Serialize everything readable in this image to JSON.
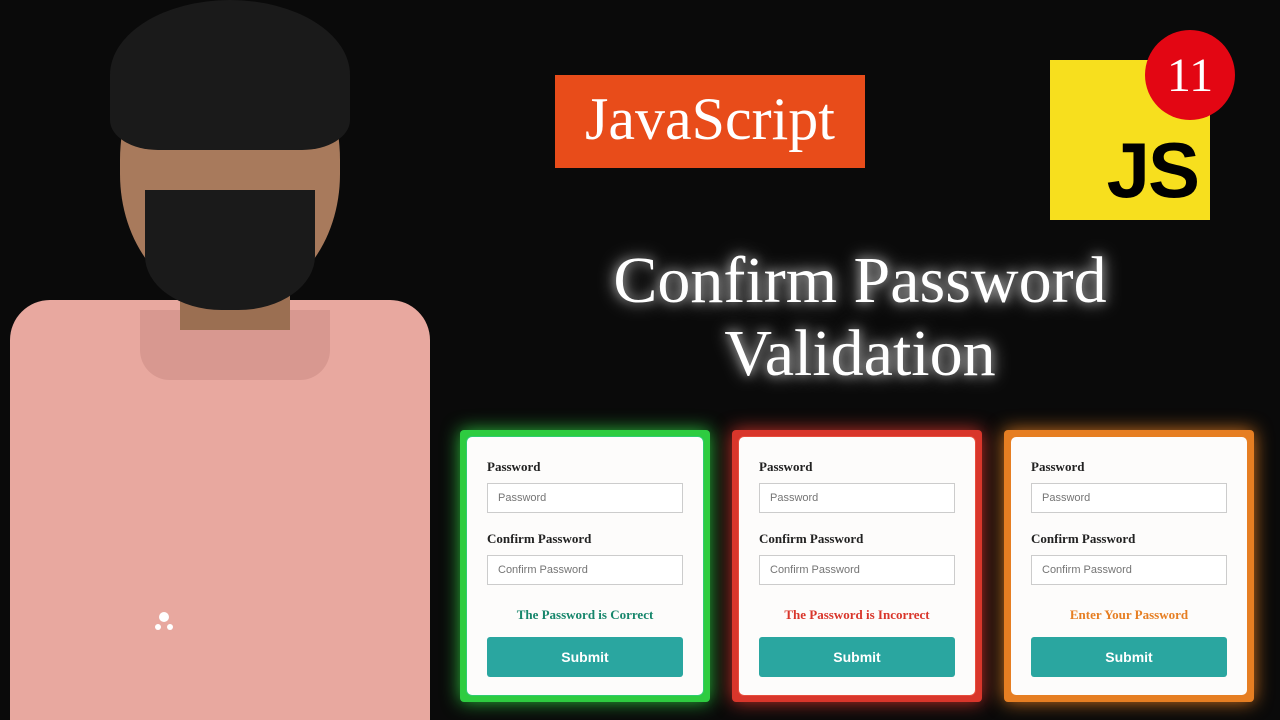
{
  "header": {
    "badge_text": "JavaScript",
    "logo_text": "JS",
    "episode_number": "11"
  },
  "title": {
    "line1": "Confirm Password",
    "line2": "Validation"
  },
  "form": {
    "password_label": "Password",
    "password_placeholder": "Password",
    "confirm_label": "Confirm Password",
    "confirm_placeholder": "Confirm Password",
    "submit_label": "Submit"
  },
  "cards": [
    {
      "status": "The Password is Correct",
      "tone": "ok"
    },
    {
      "status": "The Password is Incorrect",
      "tone": "err"
    },
    {
      "status": "Enter Your Password",
      "tone": "warn"
    }
  ]
}
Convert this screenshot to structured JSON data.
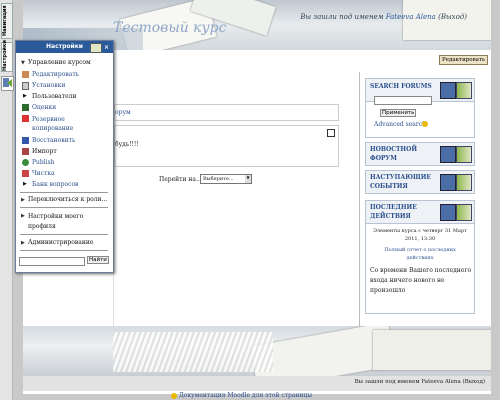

The task:
Without the pictures, repeat all the records word for word.

Answer for the task:
Serialize everything readable in this image to JSON.
{
  "header": {
    "badge_text": "JavaScript",
    "logo_text": "JS",
    "episode_number": "11"
  },
  "title": {
    "line1": "Confirm Password",
    "line2": "Validation"
  },
  "form": {
    "password_label": "Password",
    "password_placeholder": "Password",
    "confirm_label": "Confirm Password",
    "confirm_placeholder": "Confirm Password",
    "submit_label": "Submit"
  },
  "cards": [
    {
      "status": "The Password is Correct",
      "tone": "ok"
    },
    {
      "status": "The Password is Incorrect",
      "tone": "err"
    },
    {
      "status": "Enter Your Password",
      "tone": "warn"
    }
  ]
}
Convert this screenshot to structured JSON data.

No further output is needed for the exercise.